## PROVIDED TEXT
[START]
RHB Bank’s Singapore unit surged nearly 96% in pretax profits in 2024 and aims for a 12% return on equity by 2027, signaling a sharpened focus on digital innovation and regional expansion.

Financial Performance Snapshot
Pretax profit reached S$98.7 million in 2024, nearly doubling year-on-year. The unit credits digital enhancements and increased traction with SMEs and high-net-worth clients.

Strategic Outlook
RHB Singapore is targeting an ROE of 12% by 2027 and plans to lower its cost-to-income ratio to under 44.8%, while reducing impaired loans below 1.3%. These goals support its ambition to become a regional wealth banking nexus.

Synergies and Regional Role
The Singapore branch acts as a gateway to ASEAN expansion. With operations in Malaysia, Thailand, Cambodia and Brunei, it leverages Singapore’s regulatory clarity and business-friendly environment.
[END]
## INFORMATION GIVEN
[START]
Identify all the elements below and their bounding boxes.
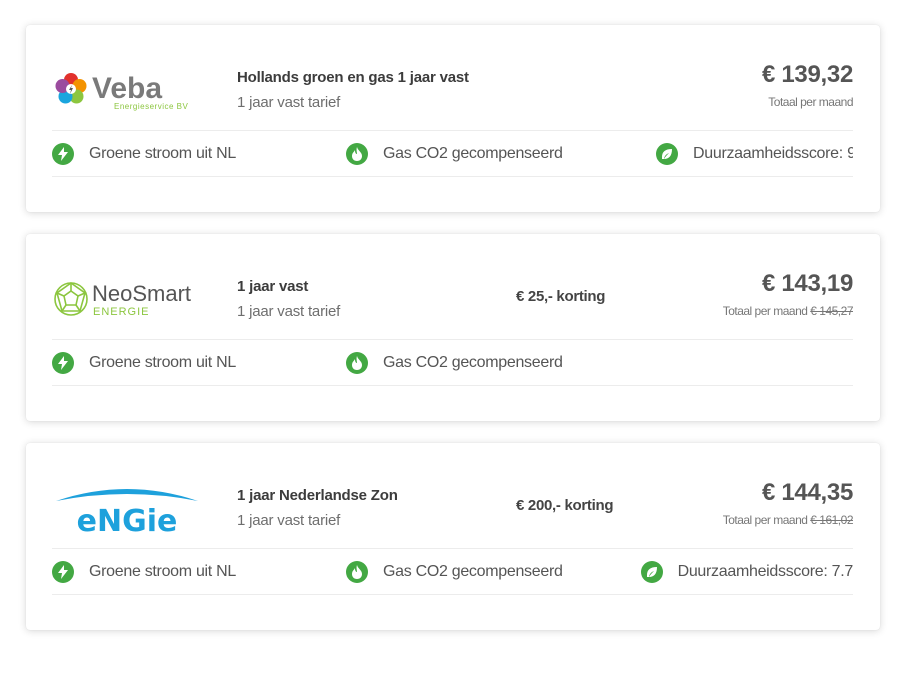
plan-title: Hollands groen en gas 1 jaar vast [237,69,469,86]
divider [52,130,853,131]
price-label: Totaal per maand € 145,27 [722,304,854,318]
offer-card-engie[interactable]: eNGie 1 jaar Nederlandse Zon 1 jaar vast… [26,443,880,630]
feature-gas-compensated: Gas CO2 gecompenseerd [346,352,563,374]
engie-logo: eNGie [52,483,202,539]
monthly-price: € 144,35 [761,479,853,506]
svg-text:Veba: Veba [92,72,162,105]
plan-subtitle: 1 jaar vast tarief [237,512,341,529]
offer-card-veba[interactable]: Veba Energieservice BV Hollands groen en… [26,25,880,212]
discount-badge: € 200,- korting [516,497,614,514]
lightning-icon [52,561,74,583]
price-label: Totaal per maand [768,95,853,109]
svg-text:Energieservice BV: Energieservice BV [114,102,188,111]
leaf-icon [656,143,678,165]
feature-gas-compensated: Gas CO2 gecompenseerd [346,561,563,583]
divider [52,339,853,340]
svg-text:eNGie: eNGie [77,504,178,535]
feature-green-power: Groene stroom uit NL [52,561,236,583]
veba-logo: Veba Energieservice BV [52,65,202,117]
lightning-icon [52,352,74,374]
discount-badge: € 25,- korting [516,288,606,305]
plan-title: 1 jaar Nederlandse Zon [237,487,398,504]
leaf-icon [640,561,663,583]
flame-icon [346,143,368,165]
monthly-price: € 139,32 [761,61,853,88]
feature-sustainability-score: Duurzaamheidsscore: 9 [656,143,853,165]
old-price: € 145,27 [810,304,853,318]
feature-green-power: Groene stroom uit NL [52,352,236,374]
monthly-price: € 143,19 [761,270,853,297]
plan-subtitle: 1 jaar vast tarief [237,94,341,111]
lightning-icon [52,143,74,165]
offer-card-neosmart[interactable]: NeoSmart ENERGIE 1 jaar vast 1 jaar vast… [26,234,880,421]
divider [52,594,853,595]
old-price: € 161,02 [810,513,853,527]
divider [52,385,853,386]
divider [52,548,853,549]
plan-title: 1 jaar vast [237,278,309,295]
flame-icon [346,352,368,374]
feature-gas-compensated: Gas CO2 gecompenseerd [346,143,563,165]
price-label: Totaal per maand € 161,02 [722,513,854,527]
plan-subtitle: 1 jaar vast tarief [237,303,341,320]
flame-icon [346,561,368,583]
divider [52,176,853,177]
feature-sustainability-score: Duurzaamheidsscore: 7.7 [640,561,853,583]
feature-green-power: Groene stroom uit NL [52,143,236,165]
neosmart-logo: NeoSmart ENERGIE [52,274,202,326]
svg-text:ENERGIE: ENERGIE [93,306,150,318]
svg-text:NeoSmart: NeoSmart [92,281,191,306]
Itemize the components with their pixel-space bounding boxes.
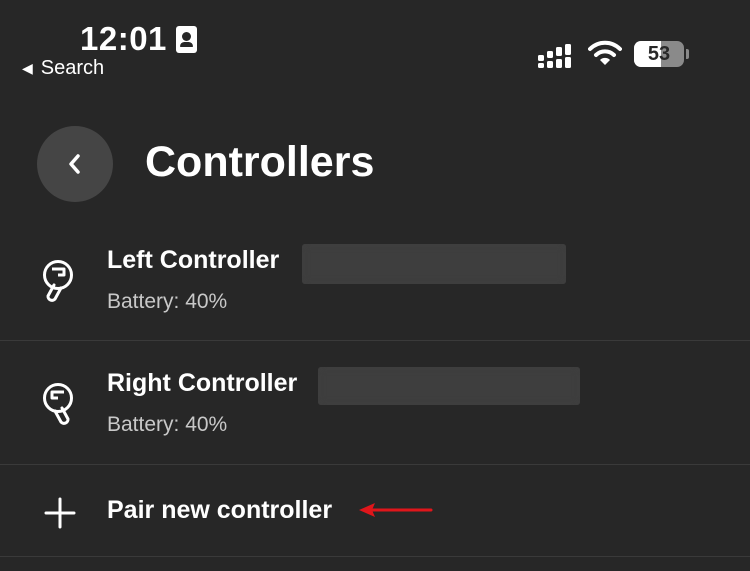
[END]
## DIRECTION 1
Repeat everything in the article on RHB Singapore from "Synergies and Regional" down to "and business-friendly environment.", word for word.
## DIRECTION 2
Reproduce the listing lines verbatim, starting with the line that contains "plan-title: Hollands groen" and ending with the line that contains "monthly-price: € 143,19 [761,270,853,297]", both included.
The article on RHB Singapore and the listing are unrelated material.

## FULL ANSWER 1
Synergies and Regional Role
The Singapore branch acts as a gateway to ASEAN expansion. With operations in Malaysia, Thailand, Cambodia and Brunei, it leverages Singapore’s regulatory clarity and business-friendly environment.

## FULL ANSWER 2
plan-title: Hollands groen en gas 1 jaar vast [237,69,469,86]
divider [52,130,853,131]
price-label: Totaal per maand € 145,27 [722,304,854,318]
offer-card-engie[interactable]: eNGie 1 jaar Nederlandse Zon 1 jaar vast… [26,443,880,630]
feature-gas-compensated: Gas CO2 gecompenseerd [346,352,563,374]
engie-logo: eNGie [52,483,202,539]
monthly-price: € 144,35 [761,479,853,506]
svg-text:Veba: Veba [92,72,162,105]
plan-subtitle: 1 jaar vast tarief [237,512,341,529]
offer-card-veba[interactable]: Veba Energieservice BV Hollands groen en… [26,25,880,212]
discount-badge: € 200,- korting [516,497,614,514]
lightning-icon [52,561,74,583]
price-label: Totaal per maand [768,95,853,109]
svg-text:Energieservice BV: Energieservice BV [114,102,188,111]
leaf-icon [656,143,678,165]
feature-gas-compensated: Gas CO2 gecompenseerd [346,561,563,583]
divider [52,339,853,340]
svg-text:eNGie: eNGie [77,504,178,535]
feature-green-power: Groene stroom uit NL [52,561,236,583]
veba-logo: Veba Energieservice BV [52,65,202,117]
lightning-icon [52,352,74,374]
discount-badge: € 25,- korting [516,288,606,305]
plan-title: 1 jaar Nederlandse Zon [237,487,398,504]
leaf-icon [640,561,663,583]
flame-icon [346,143,368,165]
monthly-price: € 139,32 [761,61,853,88]
feature-sustainability-score: Duurzaamheidsscore: 9 [656,143,853,165]
old-price: € 145,27 [810,304,853,318]
feature-green-power: Groene stroom uit NL [52,352,236,374]
monthly-price: € 143,19 [761,270,853,297]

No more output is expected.